##### DATA FOR THIS TASK
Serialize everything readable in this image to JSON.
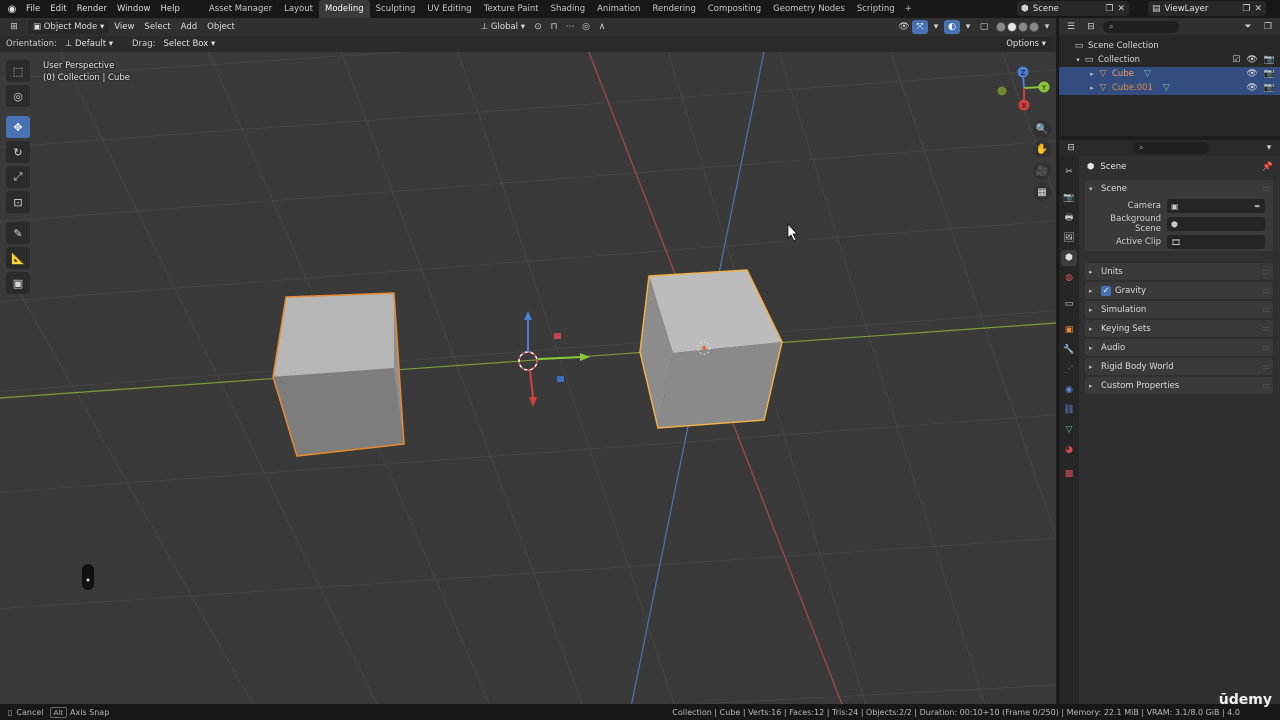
{
  "topbar": {
    "menus": [
      "File",
      "Edit",
      "Render",
      "Window",
      "Help"
    ],
    "workspaces": [
      "Asset Manager",
      "Layout",
      "Modeling",
      "Sculpting",
      "UV Editing",
      "Texture Paint",
      "Shading",
      "Animation",
      "Rendering",
      "Compositing",
      "Geometry Nodes",
      "Scripting"
    ],
    "active_workspace": "Modeling",
    "add_tab": "+",
    "scene_name": "Scene",
    "view_layer": "ViewLayer"
  },
  "viewport_header": {
    "mode": "Object Mode",
    "menus": [
      "View",
      "Select",
      "Add",
      "Object"
    ],
    "transform_orientation": "Global"
  },
  "tool_settings": {
    "orientation_label": "Orientation:",
    "orientation_value": "Default",
    "drag_label": "Drag:",
    "drag_value": "Select Box",
    "options_label": "Options"
  },
  "viewport": {
    "perspective_label": "User Perspective",
    "collection_label": "(0) Collection | Cube",
    "gizmo_axes": {
      "z": "Z",
      "y": "Y",
      "x": "X"
    }
  },
  "outliner": {
    "search_placeholder": "",
    "scene_collection": "Scene Collection",
    "collection": "Collection",
    "objects": [
      {
        "name": "Cube",
        "selected": true
      },
      {
        "name": "Cube.001",
        "selected": true
      }
    ]
  },
  "properties": {
    "title": "Scene",
    "scene_panel": "Scene",
    "camera_label": "Camera",
    "background_scene_label": "Background Scene",
    "active_clip_label": "Active Clip",
    "panels": [
      "Units",
      "Gravity",
      "Simulation",
      "Keying Sets",
      "Audio",
      "Rigid Body World",
      "Custom Properties"
    ],
    "gravity_checked": true
  },
  "statusbar": {
    "cancel_label": "Cancel",
    "alt_key": "Alt",
    "axis_snap_label": "Axis Snap",
    "stats": "Collection | Cube | Verts:16 | Faces:12 | Tris:24 | Objects:2/2 | Duration: 00:10+10 (Frame 0/250) | Memory: 22.1 MiB | VRAM: 3.1/8.0 GiB | 4.0",
    "watermark": "ūdemy"
  },
  "colors": {
    "selection_outline": "#e8892f",
    "active_outline": "#f0b04a",
    "x_axis": "#c0443c",
    "y_axis": "#8fb03a",
    "z_axis": "#4477cc",
    "accent": "#4772b3"
  }
}
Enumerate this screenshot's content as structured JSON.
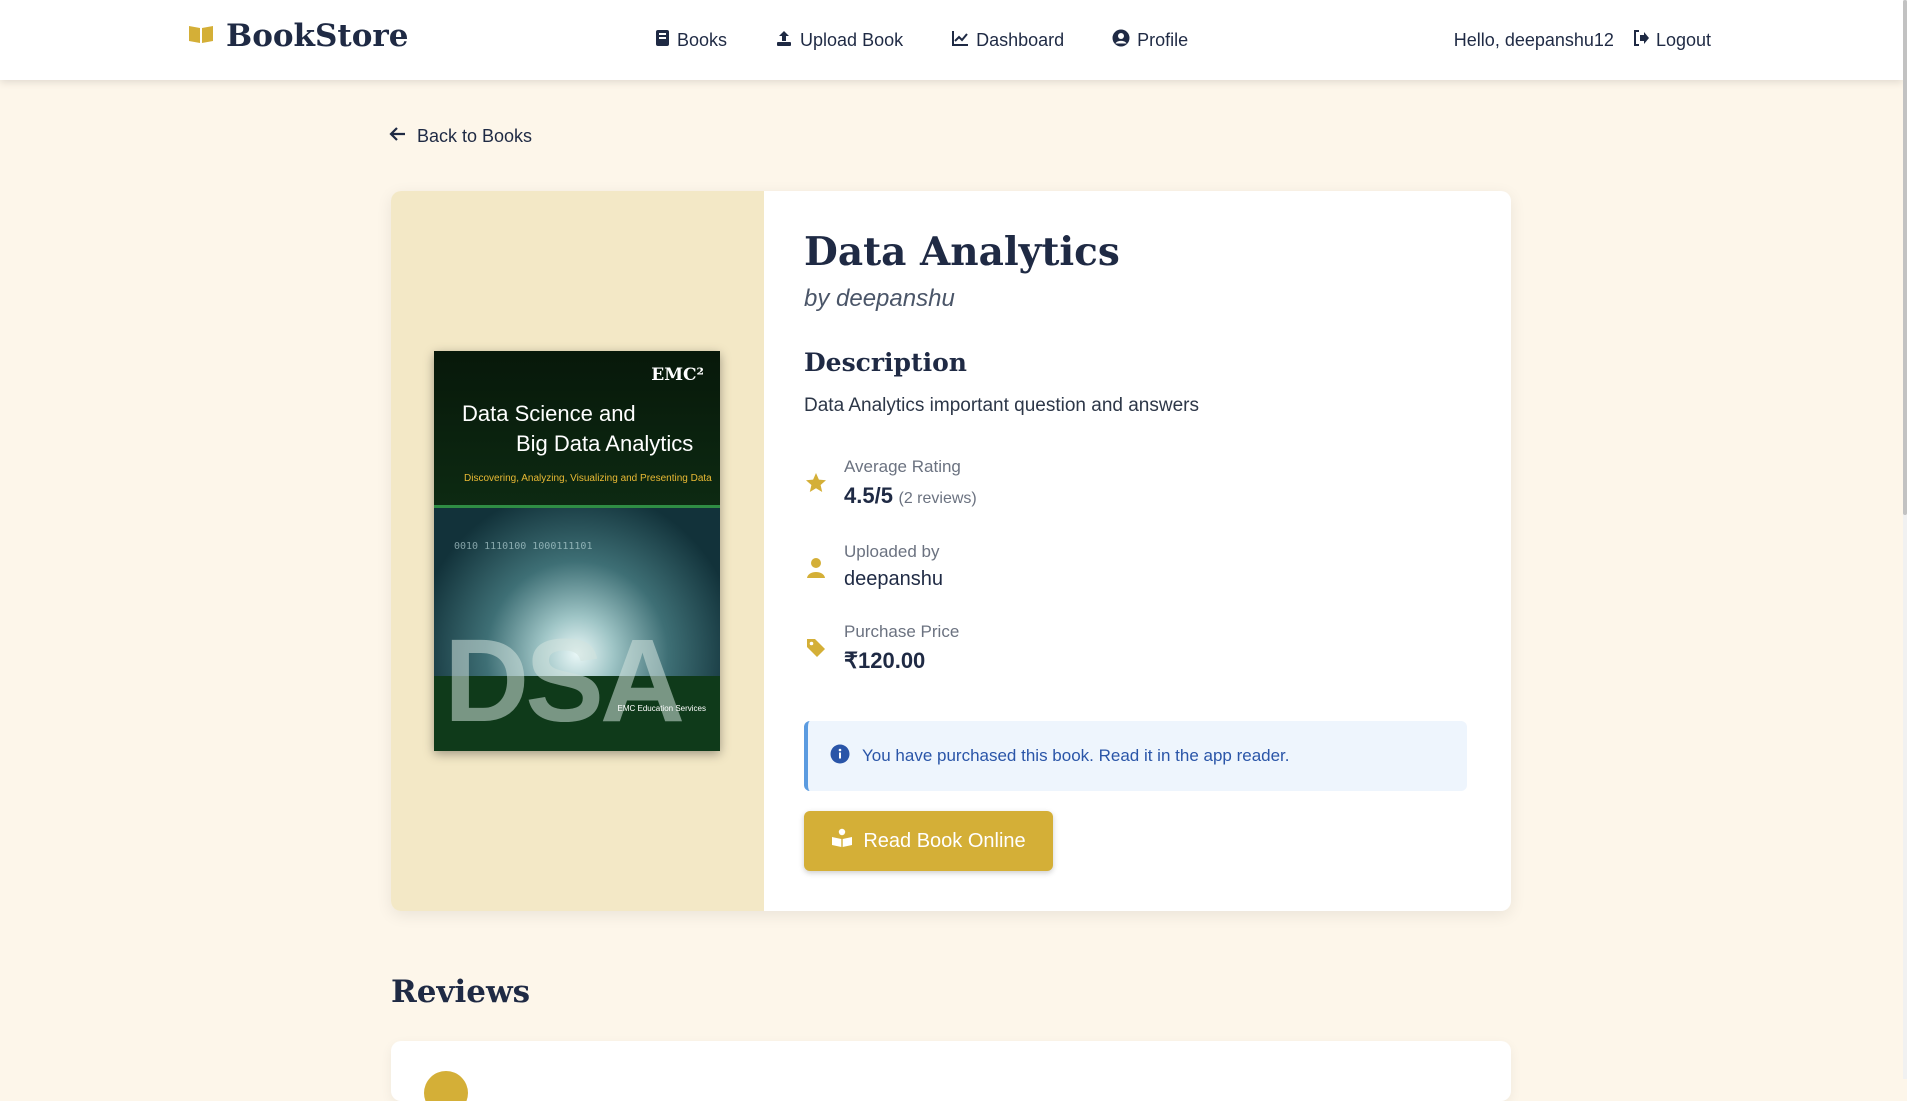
{
  "nav": {
    "brand": "BookStore",
    "links": {
      "books": "Books",
      "upload": "Upload Book",
      "dashboard": "Dashboard",
      "profile": "Profile"
    },
    "greeting": "Hello, deepanshu12",
    "logout": "Logout"
  },
  "back_label": "Back to Books",
  "book": {
    "title": "Data Analytics",
    "author": "by deepanshu",
    "description_heading": "Description",
    "description": "Data Analytics important question and answers",
    "rating_label": "Average Rating",
    "rating_value": "4.5/5",
    "rating_count": "(2 reviews)",
    "uploader_label": "Uploaded by",
    "uploader": "deepanshu",
    "price_label": "Purchase Price",
    "price": "₹120.00",
    "cover": {
      "publisher_mark": "EMC²",
      "title_line1": "Data Science and",
      "title_line2": "Big Data Analytics",
      "subtitle": "Discovering, Analyzing, Visualizing and Presenting Data",
      "binary_text": "0010 1110100 1000111101",
      "big_letters": "DSA",
      "publisher": "EMC Education Services"
    }
  },
  "alert": "You have purchased this book. Read it in the app reader.",
  "read_button": "Read Book Online",
  "reviews_heading": "Reviews",
  "colors": {
    "accent": "#d4af37",
    "background": "#fdf6ea",
    "cover_pane": "#f3e8c6",
    "text": "#1f2a44",
    "info_blue": "#2a55a8"
  }
}
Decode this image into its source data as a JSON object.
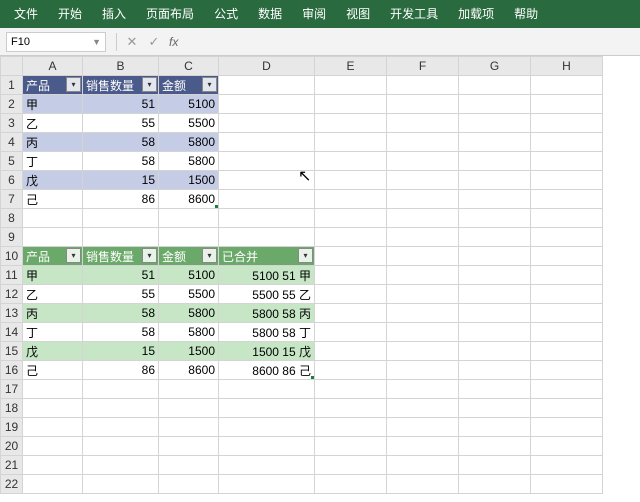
{
  "ribbon": {
    "tabs": [
      "文件",
      "开始",
      "插入",
      "页面布局",
      "公式",
      "数据",
      "审阅",
      "视图",
      "开发工具",
      "加载项",
      "帮助"
    ]
  },
  "nameBox": "F10",
  "formula": "",
  "colHeaders": [
    "A",
    "B",
    "C",
    "D",
    "E",
    "F",
    "G",
    "H"
  ],
  "rowCount": 22,
  "table1": {
    "startRow": 1,
    "headers": [
      "产品",
      "销售数量",
      "金额"
    ],
    "rows": [
      {
        "p": "甲",
        "q": 51,
        "a": 5100,
        "band": true
      },
      {
        "p": "乙",
        "q": 55,
        "a": 5500,
        "band": false
      },
      {
        "p": "丙",
        "q": 58,
        "a": 5800,
        "band": true
      },
      {
        "p": "丁",
        "q": 58,
        "a": 5800,
        "band": false
      },
      {
        "p": "戊",
        "q": 15,
        "a": 1500,
        "band": true
      },
      {
        "p": "己",
        "q": 86,
        "a": 8600,
        "band": false
      }
    ]
  },
  "table2": {
    "startRow": 10,
    "headers": [
      "产品",
      "销售数量",
      "金额",
      "已合并"
    ],
    "rows": [
      {
        "p": "甲",
        "q": 51,
        "a": 5100,
        "m": "5100 51 甲",
        "band": true
      },
      {
        "p": "乙",
        "q": 55,
        "a": 5500,
        "m": "5500 55 乙",
        "band": false
      },
      {
        "p": "丙",
        "q": 58,
        "a": 5800,
        "m": "5800 58 丙",
        "band": true
      },
      {
        "p": "丁",
        "q": 58,
        "a": 5800,
        "m": "5800 58 丁",
        "band": false
      },
      {
        "p": "戊",
        "q": 15,
        "a": 1500,
        "m": "1500 15 戊",
        "band": true
      },
      {
        "p": "己",
        "q": 86,
        "a": 8600,
        "m": "8600 86 己",
        "band": false
      }
    ]
  },
  "chart_data": null
}
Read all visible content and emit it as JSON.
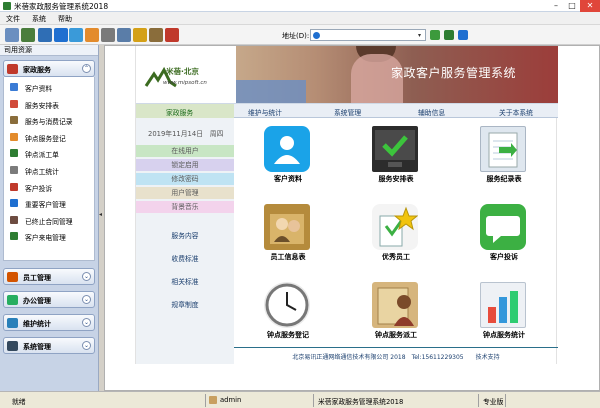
{
  "window": {
    "title": "米蓓家政服务管理系统2018"
  },
  "menu": [
    "文件",
    "系统",
    "帮助"
  ],
  "address": {
    "label": "地址(D):",
    "value": ""
  },
  "sidebar": {
    "header": "司用资源",
    "groups": [
      {
        "label": "家政服务",
        "toggle": "⌃",
        "icon_color": "#c0392b",
        "items": [
          {
            "label": "客户资料",
            "icon": "person-icon",
            "color": "#3a7bd5"
          },
          {
            "label": "服务安排表",
            "icon": "calendar-icon",
            "color": "#d14a3a"
          },
          {
            "label": "服务与消费记录",
            "icon": "record-icon",
            "color": "#8a6d3b"
          },
          {
            "label": "钟点服务登记",
            "icon": "clock-icon",
            "color": "#e38b2c"
          },
          {
            "label": "钟点派工单",
            "icon": "worker-icon",
            "color": "#2e7d32"
          },
          {
            "label": "钟点工统计",
            "icon": "stats-icon",
            "color": "#7b7b7b"
          },
          {
            "label": "客户投诉",
            "icon": "complaint-icon",
            "color": "#c0392b"
          },
          {
            "label": "重要客户管理",
            "icon": "vip-icon",
            "color": "#1f6fd0"
          },
          {
            "label": "已终止合同管理",
            "icon": "contract-icon",
            "color": "#6d4c41"
          },
          {
            "label": "客户来电管理",
            "icon": "phone-icon",
            "color": "#2e7d32"
          }
        ]
      },
      {
        "label": "员工管理",
        "toggle": "⌄",
        "icon_color": "#d35400"
      },
      {
        "label": "办公管理",
        "toggle": "⌄",
        "icon_color": "#27ae60"
      },
      {
        "label": "维护统计",
        "toggle": "⌄",
        "icon_color": "#2980b9"
      },
      {
        "label": "系统管理",
        "toggle": "⌄",
        "icon_color": "#34495e"
      }
    ]
  },
  "banner": {
    "logo_name": "米蓓·北京",
    "logo_url": "www.mipsoft.cn",
    "title": "家政客户服务管理系统"
  },
  "nav": [
    "家政服务",
    "维护与统计",
    "系统管理",
    "辅助信息",
    "关于本系统"
  ],
  "left_panel": {
    "date": "2019年11月14日　周四",
    "bars": [
      {
        "label": "在线用户",
        "color": "#c8e6c4"
      },
      {
        "label": "锁定启用",
        "color": "#d7d1ee"
      },
      {
        "label": "修改密码",
        "color": "#bfe3f3"
      },
      {
        "label": "用户管理",
        "color": "#e8e1cc"
      },
      {
        "label": "背景音乐",
        "color": "#f3d3ec"
      }
    ],
    "links": [
      "服务内容",
      "收费标准",
      "相关标准",
      "规章制度"
    ]
  },
  "tiles": [
    {
      "label": "客户资料",
      "icon": "customer-icon",
      "color": "#1aa3e8"
    },
    {
      "label": "服务安排表",
      "icon": "schedule-icon",
      "color": "#3b3b3b"
    },
    {
      "label": "服务纪录表",
      "icon": "record-sheet-icon",
      "color": "#dfe7ef"
    },
    {
      "label": "员工信息表",
      "icon": "staff-icon",
      "color": "#b58b3c"
    },
    {
      "label": "优秀员工",
      "icon": "star-book-icon",
      "color": "#f0f0f0"
    },
    {
      "label": "客户投诉",
      "icon": "chat-icon",
      "color": "#3cb043"
    },
    {
      "label": "钟点服务登记",
      "icon": "clock-icon",
      "color": "#e6e6e6"
    },
    {
      "label": "钟点服务派工",
      "icon": "dispatch-icon",
      "color": "#c9a66b"
    },
    {
      "label": "钟点服务统计",
      "icon": "chart-icon",
      "color": "#eef1f5"
    }
  ],
  "footer": "北京易讯正通网络通信技术有限公司 2018　Tel:15611229305　　技术支持",
  "status": {
    "ready": "就绪",
    "user": "admin",
    "app": "米蓓家政服务管理系统2018",
    "edition": "专业版"
  }
}
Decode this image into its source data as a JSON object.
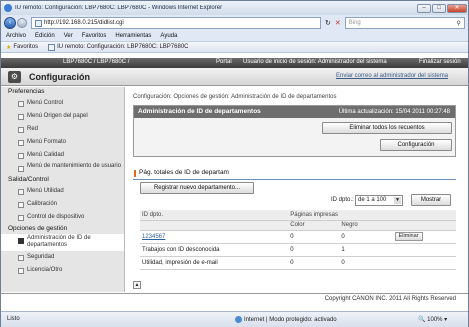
{
  "browser": {
    "title": "IU remoto: Configuración: LBP7680C: LBP7680C - Windows Internet Explorer",
    "address": "http://192.168.0.215/didlist.cgi",
    "search_placeholder": "Bing",
    "menu": [
      "Archivo",
      "Edición",
      "Ver",
      "Favoritos",
      "Herramientas",
      "Ayuda"
    ],
    "favorites_label": "Favoritos",
    "tab_title": "IU remoto: Configuración: LBP7680C: LBP7680C",
    "status_text": "Listo",
    "zone_text": "Internet | Modo protegido: activado",
    "zoom": "100%"
  },
  "header": {
    "model": "LBP7680C / LBP7680C /",
    "portal": "Portal",
    "user": "Usuario de inicio de sesión: Administrador del sistema",
    "logout": "Finalizar sesión",
    "page_title": "Configuración",
    "mail_link": "Enviar correo al administrador del sistema"
  },
  "sidebar": {
    "sections": [
      {
        "title": "Preferencias",
        "items": [
          "Menú Control",
          "Menú Origen del papel",
          "Red",
          "Menú Formato",
          "Menú Calidad",
          "Menú de mantenimiento de usuario"
        ]
      },
      {
        "title": "Salida/Control",
        "items": [
          "Menú Utilidad",
          "Calibración",
          "Control de dispositivo"
        ]
      },
      {
        "title": "Opciones de gestión",
        "items": [
          "Administración de ID de departamentos",
          "Seguridad",
          "Licencia/Otro"
        ]
      }
    ]
  },
  "main": {
    "breadcrumb": "Configuración: Opciones de gestión: Administración de ID de departamentos",
    "panel_title": "Administración de ID de departamentos",
    "last_update": "Última actualización: 15/04 2011 00:27:48",
    "btn_clear_all": "Eliminar todos los recuentos",
    "btn_config": "Configuración",
    "subtitle": "Pág. totales de ID de departam",
    "btn_register": "Registrar nuevo departamento...",
    "id_label": "ID dpto.:",
    "select_value": "de 1 a 100",
    "btn_show": "Mostrar",
    "table": {
      "col_id": "ID dpto.",
      "col_pages": "Páginas impresas",
      "col_color": "Color",
      "col_black": "Negro",
      "rows": [
        {
          "id": "1234567",
          "color": "0",
          "black": "0",
          "action": "Eliminar"
        },
        {
          "id": "Trabajos con ID desconocida",
          "color": "0",
          "black": "1",
          "action": ""
        },
        {
          "id": "Utilidad, impresión de e-mail",
          "color": "0",
          "black": "0",
          "action": ""
        }
      ]
    },
    "copyright": "Copyright CANON INC. 2011 All Rights Reserved"
  }
}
##########
WHAT YOU NEED TO DO:
Provide the number of lines in these entries that hold the word "Cube", without any accompanying text.

THE SOLUTION:
4